> **Instructions for the task**
Print all the entries verbatim.

> **Extracted information**
------------------------------------

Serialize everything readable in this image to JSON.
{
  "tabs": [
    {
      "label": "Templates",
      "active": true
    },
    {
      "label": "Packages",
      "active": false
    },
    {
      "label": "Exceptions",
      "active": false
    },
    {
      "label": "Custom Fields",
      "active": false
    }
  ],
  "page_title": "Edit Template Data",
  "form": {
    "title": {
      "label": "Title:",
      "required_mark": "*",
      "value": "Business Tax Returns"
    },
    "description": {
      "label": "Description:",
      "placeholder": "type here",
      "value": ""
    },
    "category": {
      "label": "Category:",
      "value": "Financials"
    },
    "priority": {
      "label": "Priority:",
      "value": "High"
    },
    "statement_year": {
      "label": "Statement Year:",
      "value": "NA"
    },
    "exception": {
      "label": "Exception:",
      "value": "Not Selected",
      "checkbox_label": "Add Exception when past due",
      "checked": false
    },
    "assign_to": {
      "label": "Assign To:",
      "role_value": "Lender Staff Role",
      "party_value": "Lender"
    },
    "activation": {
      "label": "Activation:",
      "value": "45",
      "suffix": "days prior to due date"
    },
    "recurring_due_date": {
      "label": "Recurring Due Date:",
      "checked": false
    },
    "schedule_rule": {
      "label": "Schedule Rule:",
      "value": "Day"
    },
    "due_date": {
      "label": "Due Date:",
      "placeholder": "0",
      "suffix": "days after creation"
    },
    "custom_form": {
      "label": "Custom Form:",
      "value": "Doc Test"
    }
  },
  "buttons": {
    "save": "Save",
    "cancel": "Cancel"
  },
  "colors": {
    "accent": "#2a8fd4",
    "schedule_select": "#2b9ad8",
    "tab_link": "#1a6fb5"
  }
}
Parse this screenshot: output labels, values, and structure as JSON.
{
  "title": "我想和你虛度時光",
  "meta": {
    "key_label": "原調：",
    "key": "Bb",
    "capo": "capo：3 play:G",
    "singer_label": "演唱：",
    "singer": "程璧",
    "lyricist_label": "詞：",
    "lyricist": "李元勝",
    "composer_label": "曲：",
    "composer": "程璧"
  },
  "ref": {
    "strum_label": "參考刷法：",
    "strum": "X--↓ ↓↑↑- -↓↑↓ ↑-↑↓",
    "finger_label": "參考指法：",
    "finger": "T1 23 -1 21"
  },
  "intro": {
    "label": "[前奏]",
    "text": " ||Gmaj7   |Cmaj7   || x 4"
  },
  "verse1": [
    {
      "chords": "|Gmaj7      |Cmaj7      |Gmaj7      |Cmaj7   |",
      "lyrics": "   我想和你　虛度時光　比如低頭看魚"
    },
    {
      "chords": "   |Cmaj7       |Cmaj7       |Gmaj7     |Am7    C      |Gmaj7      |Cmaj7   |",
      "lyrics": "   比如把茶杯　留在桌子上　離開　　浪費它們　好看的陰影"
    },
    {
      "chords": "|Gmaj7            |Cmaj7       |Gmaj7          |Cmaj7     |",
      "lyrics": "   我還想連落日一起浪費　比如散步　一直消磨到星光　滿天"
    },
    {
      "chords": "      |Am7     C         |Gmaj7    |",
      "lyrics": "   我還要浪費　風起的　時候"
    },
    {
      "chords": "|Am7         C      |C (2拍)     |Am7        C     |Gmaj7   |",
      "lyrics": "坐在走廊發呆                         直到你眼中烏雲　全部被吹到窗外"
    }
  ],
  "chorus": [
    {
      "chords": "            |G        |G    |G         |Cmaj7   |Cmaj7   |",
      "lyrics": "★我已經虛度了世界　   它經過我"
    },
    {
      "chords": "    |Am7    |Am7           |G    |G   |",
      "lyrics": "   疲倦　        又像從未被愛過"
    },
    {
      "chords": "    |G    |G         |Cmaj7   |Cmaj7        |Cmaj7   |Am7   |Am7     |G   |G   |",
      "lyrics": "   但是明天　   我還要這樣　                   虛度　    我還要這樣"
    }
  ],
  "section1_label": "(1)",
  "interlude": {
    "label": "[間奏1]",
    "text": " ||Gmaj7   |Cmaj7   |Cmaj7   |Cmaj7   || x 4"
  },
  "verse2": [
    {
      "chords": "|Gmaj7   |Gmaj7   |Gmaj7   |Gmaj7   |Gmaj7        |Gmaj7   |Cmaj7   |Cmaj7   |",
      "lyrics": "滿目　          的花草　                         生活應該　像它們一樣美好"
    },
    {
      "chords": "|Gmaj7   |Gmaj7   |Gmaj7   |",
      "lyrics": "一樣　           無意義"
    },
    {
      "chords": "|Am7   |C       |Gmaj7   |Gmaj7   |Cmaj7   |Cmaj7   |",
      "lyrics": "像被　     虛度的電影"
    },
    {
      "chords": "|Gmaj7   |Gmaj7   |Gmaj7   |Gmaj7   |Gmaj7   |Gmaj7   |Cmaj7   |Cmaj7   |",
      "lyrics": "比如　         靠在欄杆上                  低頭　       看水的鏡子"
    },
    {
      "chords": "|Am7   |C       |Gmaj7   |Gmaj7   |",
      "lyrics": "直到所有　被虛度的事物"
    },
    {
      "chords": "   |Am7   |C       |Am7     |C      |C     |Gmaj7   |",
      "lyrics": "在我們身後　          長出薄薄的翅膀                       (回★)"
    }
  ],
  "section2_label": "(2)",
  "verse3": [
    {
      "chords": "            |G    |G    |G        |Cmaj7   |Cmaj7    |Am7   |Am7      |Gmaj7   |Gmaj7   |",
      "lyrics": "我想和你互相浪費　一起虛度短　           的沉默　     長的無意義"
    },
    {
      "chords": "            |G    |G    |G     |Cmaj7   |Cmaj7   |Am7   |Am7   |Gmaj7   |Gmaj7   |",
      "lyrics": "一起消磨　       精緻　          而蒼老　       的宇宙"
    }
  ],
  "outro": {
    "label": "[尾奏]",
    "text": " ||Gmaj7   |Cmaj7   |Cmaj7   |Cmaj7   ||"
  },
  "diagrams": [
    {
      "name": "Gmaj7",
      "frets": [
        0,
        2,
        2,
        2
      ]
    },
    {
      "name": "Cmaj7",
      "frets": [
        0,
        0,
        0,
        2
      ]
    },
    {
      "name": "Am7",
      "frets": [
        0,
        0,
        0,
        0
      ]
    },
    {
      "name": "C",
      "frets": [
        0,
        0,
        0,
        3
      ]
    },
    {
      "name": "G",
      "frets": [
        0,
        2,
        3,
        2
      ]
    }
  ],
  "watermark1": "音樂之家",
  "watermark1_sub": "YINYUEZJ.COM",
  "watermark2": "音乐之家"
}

------------------------------------

> **Task solution**
Serialize everything readable in this image to JSON.
{
  "tabs": [
    {
      "label": "Templates",
      "active": true
    },
    {
      "label": "Packages",
      "active": false
    },
    {
      "label": "Exceptions",
      "active": false
    },
    {
      "label": "Custom Fields",
      "active": false
    }
  ],
  "page_title": "Edit Template Data",
  "form": {
    "title": {
      "label": "Title:",
      "required_mark": "*",
      "value": "Business Tax Returns"
    },
    "description": {
      "label": "Description:",
      "placeholder": "type here",
      "value": ""
    },
    "category": {
      "label": "Category:",
      "value": "Financials"
    },
    "priority": {
      "label": "Priority:",
      "value": "High"
    },
    "statement_year": {
      "label": "Statement Year:",
      "value": "NA"
    },
    "exception": {
      "label": "Exception:",
      "value": "Not Selected",
      "checkbox_label": "Add Exception when past due",
      "checked": false
    },
    "assign_to": {
      "label": "Assign To:",
      "role_value": "Lender Staff Role",
      "party_value": "Lender"
    },
    "activation": {
      "label": "Activation:",
      "value": "45",
      "suffix": "days prior to due date"
    },
    "recurring_due_date": {
      "label": "Recurring Due Date:",
      "checked": false
    },
    "schedule_rule": {
      "label": "Schedule Rule:",
      "value": "Day"
    },
    "due_date": {
      "label": "Due Date:",
      "placeholder": "0",
      "suffix": "days after creation"
    },
    "custom_form": {
      "label": "Custom Form:",
      "value": "Doc Test"
    }
  },
  "buttons": {
    "save": "Save",
    "cancel": "Cancel"
  },
  "colors": {
    "accent": "#2a8fd4",
    "schedule_select": "#2b9ad8",
    "tab_link": "#1a6fb5"
  }
}
Parse this screenshot: output labels, values, and structure as JSON.
{
  "title": "我想和你虛度時光",
  "meta": {
    "key_label": "原調：",
    "key": "Bb",
    "capo": "capo：3 play:G",
    "singer_label": "演唱：",
    "singer": "程璧",
    "lyricist_label": "詞：",
    "lyricist": "李元勝",
    "composer_label": "曲：",
    "composer": "程璧"
  },
  "ref": {
    "strum_label": "參考刷法：",
    "strum": "X--↓ ↓↑↑- -↓↑↓ ↑-↑↓",
    "finger_label": "參考指法：",
    "finger": "T1 23 -1 21"
  },
  "intro": {
    "label": "[前奏]",
    "text": " ||Gmaj7   |Cmaj7   || x 4"
  },
  "verse1": [
    {
      "chords": "|Gmaj7      |Cmaj7      |Gmaj7      |Cmaj7   |",
      "lyrics": "   我想和你　虛度時光　比如低頭看魚"
    },
    {
      "chords": "   |Cmaj7       |Cmaj7       |Gmaj7     |Am7    C      |Gmaj7      |Cmaj7   |",
      "lyrics": "   比如把茶杯　留在桌子上　離開　　浪費它們　好看的陰影"
    },
    {
      "chords": "|Gmaj7            |Cmaj7       |Gmaj7          |Cmaj7     |",
      "lyrics": "   我還想連落日一起浪費　比如散步　一直消磨到星光　滿天"
    },
    {
      "chords": "      |Am7     C         |Gmaj7    |",
      "lyrics": "   我還要浪費　風起的　時候"
    },
    {
      "chords": "|Am7         C      |C (2拍)     |Am7        C     |Gmaj7   |",
      "lyrics": "坐在走廊發呆                         直到你眼中烏雲　全部被吹到窗外"
    }
  ],
  "chorus": [
    {
      "chords": "            |G        |G    |G         |Cmaj7   |Cmaj7   |",
      "lyrics": "★我已經虛度了世界　   它經過我"
    },
    {
      "chords": "    |Am7    |Am7           |G    |G   |",
      "lyrics": "   疲倦　        又像從未被愛過"
    },
    {
      "chords": "    |G    |G         |Cmaj7   |Cmaj7        |Cmaj7   |Am7   |Am7     |G   |G   |",
      "lyrics": "   但是明天　   我還要這樣　                   虛度　    我還要這樣"
    }
  ],
  "section1_label": "(1)",
  "interlude": {
    "label": "[間奏1]",
    "text": " ||Gmaj7   |Cmaj7   |Cmaj7   |Cmaj7   || x 4"
  },
  "verse2": [
    {
      "chords": "|Gmaj7   |Gmaj7   |Gmaj7   |Gmaj7   |Gmaj7        |Gmaj7   |Cmaj7   |Cmaj7   |",
      "lyrics": "滿目　          的花草　                         生活應該　像它們一樣美好"
    },
    {
      "chords": "|Gmaj7   |Gmaj7   |Gmaj7   |",
      "lyrics": "一樣　           無意義"
    },
    {
      "chords": "|Am7   |C       |Gmaj7   |Gmaj7   |Cmaj7   |Cmaj7   |",
      "lyrics": "像被　     虛度的電影"
    },
    {
      "chords": "|Gmaj7   |Gmaj7   |Gmaj7   |Gmaj7   |Gmaj7   |Gmaj7   |Cmaj7   |Cmaj7   |",
      "lyrics": "比如　         靠在欄杆上                  低頭　       看水的鏡子"
    },
    {
      "chords": "|Am7   |C       |Gmaj7   |Gmaj7   |",
      "lyrics": "直到所有　被虛度的事物"
    },
    {
      "chords": "   |Am7   |C       |Am7     |C      |C     |Gmaj7   |",
      "lyrics": "在我們身後　          長出薄薄的翅膀                       (回★)"
    }
  ],
  "section2_label": "(2)",
  "verse3": [
    {
      "chords": "            |G    |G    |G        |Cmaj7   |Cmaj7    |Am7   |Am7      |Gmaj7   |Gmaj7   |",
      "lyrics": "我想和你互相浪費　一起虛度短　           的沉默　     長的無意義"
    },
    {
      "chords": "            |G    |G    |G     |Cmaj7   |Cmaj7   |Am7   |Am7   |Gmaj7   |Gmaj7   |",
      "lyrics": "一起消磨　       精緻　          而蒼老　       的宇宙"
    }
  ],
  "outro": {
    "label": "[尾奏]",
    "text": " ||Gmaj7   |Cmaj7   |Cmaj7   |Cmaj7   ||"
  },
  "diagrams": [
    {
      "name": "Gmaj7",
      "frets": [
        0,
        2,
        2,
        2
      ]
    },
    {
      "name": "Cmaj7",
      "frets": [
        0,
        0,
        0,
        2
      ]
    },
    {
      "name": "Am7",
      "frets": [
        0,
        0,
        0,
        0
      ]
    },
    {
      "name": "C",
      "frets": [
        0,
        0,
        0,
        3
      ]
    },
    {
      "name": "G",
      "frets": [
        0,
        2,
        3,
        2
      ]
    }
  ],
  "watermark1": "音樂之家",
  "watermark1_sub": "YINYUEZJ.COM",
  "watermark2": "音乐之家"
}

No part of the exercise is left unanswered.